--- Aufgaben ---
[1] Womit erkaufte man laut dem Text über den Bergbau im Breisgau das Schweigen der Arbeiter im Oberrieder Tal?
[2] Führe den unten stehenden Text über den Bergbau im Breisgau im Anschluss an seinen letzten Satz weiter.

--- Text ---
Es war das ein Versuch in engeren Grenzen, der Münzverwirrung des 13ten und 14ten Jahrhunderts zu steuern. Oesterreich gab dem Bergwesen im Sundgau und Breisgau eine neue Ordnung, und steuerte, unterstützt durch die Todtnauer Verabredung welche 1438 zu Stande kam, der sinnlosen Ausholzung der Hochwälder durch die Frohner. Im Jahre 1517 gab Kaiser Maximilian einer neuen Bergwerkordnung. Im 16. Jahrhundert sollen Oberried und Todtnau die Hauptbezugsquellen für die Freiburger Münze gewesen sein und aus dieser Zeit datiert auch die Sage vom goldenen Marti. Kriege und Seuchen nahmen den Breisgau arg mit, und plündernde Banden zerstören und zerschlagen die Schmelzöfen. Aus amtlichen Urkunden, und einem hinterlassenen Schriftstücke eines gewissen David Ludau, geht hervor, daß man zu Anfang des 16. Jahrhunderts im Oberrieder Thale reiche Erzlager fand, so daß man das Schweigen der Arbeiter mit drei Mark Goldes erkaufte (Ob diese Schriftstück aecht, stehet sehr in Frage. Wenn es der gemessene Raum zuläßt, lassen wir dasselbe in einem der nächsten Monate in Originalschrift folgen).

--- Datenliste ---

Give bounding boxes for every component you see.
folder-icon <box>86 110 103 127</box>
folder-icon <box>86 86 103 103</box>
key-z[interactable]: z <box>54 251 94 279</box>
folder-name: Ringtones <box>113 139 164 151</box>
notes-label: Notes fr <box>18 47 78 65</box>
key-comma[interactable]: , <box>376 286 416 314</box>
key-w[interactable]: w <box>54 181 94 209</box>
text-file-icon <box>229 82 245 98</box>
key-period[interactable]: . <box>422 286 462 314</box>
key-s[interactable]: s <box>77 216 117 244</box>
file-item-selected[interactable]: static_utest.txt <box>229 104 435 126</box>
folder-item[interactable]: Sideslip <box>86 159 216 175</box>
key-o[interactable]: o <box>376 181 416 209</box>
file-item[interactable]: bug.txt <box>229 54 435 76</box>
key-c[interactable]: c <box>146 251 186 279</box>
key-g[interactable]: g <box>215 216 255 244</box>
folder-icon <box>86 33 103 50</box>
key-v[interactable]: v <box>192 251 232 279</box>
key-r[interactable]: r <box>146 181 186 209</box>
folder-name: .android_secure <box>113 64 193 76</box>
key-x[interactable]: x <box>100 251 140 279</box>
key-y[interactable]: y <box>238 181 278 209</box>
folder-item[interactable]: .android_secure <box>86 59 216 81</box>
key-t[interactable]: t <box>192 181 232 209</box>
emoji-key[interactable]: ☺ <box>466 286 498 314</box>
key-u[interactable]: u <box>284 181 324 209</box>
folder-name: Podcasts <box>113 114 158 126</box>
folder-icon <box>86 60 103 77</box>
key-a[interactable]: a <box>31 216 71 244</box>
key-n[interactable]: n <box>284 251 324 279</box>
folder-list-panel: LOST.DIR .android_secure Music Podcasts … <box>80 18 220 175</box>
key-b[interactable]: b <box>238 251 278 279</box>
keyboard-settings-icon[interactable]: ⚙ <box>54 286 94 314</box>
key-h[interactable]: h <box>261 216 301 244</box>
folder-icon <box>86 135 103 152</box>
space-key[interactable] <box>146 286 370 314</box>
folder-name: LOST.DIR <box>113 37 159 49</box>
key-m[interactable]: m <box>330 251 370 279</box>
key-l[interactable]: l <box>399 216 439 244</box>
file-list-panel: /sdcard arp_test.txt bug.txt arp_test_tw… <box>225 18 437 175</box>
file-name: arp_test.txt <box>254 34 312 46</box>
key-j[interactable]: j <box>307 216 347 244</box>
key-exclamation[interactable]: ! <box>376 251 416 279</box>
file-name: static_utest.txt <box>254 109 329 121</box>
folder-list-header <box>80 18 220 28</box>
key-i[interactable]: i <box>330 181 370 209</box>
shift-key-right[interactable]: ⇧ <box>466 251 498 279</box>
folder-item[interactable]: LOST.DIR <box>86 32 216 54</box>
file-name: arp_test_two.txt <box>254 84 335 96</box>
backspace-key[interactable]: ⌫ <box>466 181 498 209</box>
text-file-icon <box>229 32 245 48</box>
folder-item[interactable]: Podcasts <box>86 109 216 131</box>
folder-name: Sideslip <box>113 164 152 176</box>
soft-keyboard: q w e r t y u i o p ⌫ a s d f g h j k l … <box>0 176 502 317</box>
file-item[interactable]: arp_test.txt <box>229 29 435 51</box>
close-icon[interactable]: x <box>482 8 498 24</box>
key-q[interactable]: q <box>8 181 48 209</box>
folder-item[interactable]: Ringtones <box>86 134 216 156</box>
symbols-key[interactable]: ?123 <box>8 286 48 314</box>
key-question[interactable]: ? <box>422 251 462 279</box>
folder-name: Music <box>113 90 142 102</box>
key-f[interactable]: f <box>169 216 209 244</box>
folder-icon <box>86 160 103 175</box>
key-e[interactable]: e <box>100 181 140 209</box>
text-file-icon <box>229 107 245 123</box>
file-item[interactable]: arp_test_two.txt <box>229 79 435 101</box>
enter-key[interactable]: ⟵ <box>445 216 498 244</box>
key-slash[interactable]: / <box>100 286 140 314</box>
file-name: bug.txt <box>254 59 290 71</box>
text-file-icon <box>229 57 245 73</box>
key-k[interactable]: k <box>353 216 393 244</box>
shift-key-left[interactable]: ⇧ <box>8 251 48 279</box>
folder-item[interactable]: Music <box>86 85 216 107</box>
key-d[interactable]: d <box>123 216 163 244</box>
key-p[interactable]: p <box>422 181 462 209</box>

--- Antworten ---
[1] Mit drei Mark Goldes.

[2]
Ludau selbst will das reiche Lager entdeckt haben und er spricht in erwähntem Schriftstück von einem goldenen St.Martin, 300 Mark schwer, den er hinter einer eisernen Thüre habe verbergen helfen. Er hofft, wenn der Krieg aufgehört und das Sterben, welches auch ihm das Eheweib, drei Kinder und die Geschwister entrissen, nachgelassen haben, von Solothurn aus, wohin er allein mit einem Mitbauer entflohen war, den goldenen Marti wieder aufsuchen zu können. Ausführlich beschreibt er den Ort, wo er sei und wo man ihn auch wirklich zur Zeit noch sucht. An dem Ganzen scheint mehr wahr zu sein, daß eine Erzgrube St.Martin kiess, dieselbe vielleicht ein Bild ihres Patrons barg, und dass hieraus die phantasievolle Sage vom goldenen Marti entstund. Es ist umso weniger denkbar, daß die Bergknappen mit Gold bezahlt und daß Bilder aus diesem Metalle verfertigt wurden für 300 Mark, als in den Oberrieder Gruben stets  nur Silber und Bleierze gefunden wurden, und überhaupt waren hunderte Mark Summen, mit denen die kleinen Landherren kaum rechnen konnten.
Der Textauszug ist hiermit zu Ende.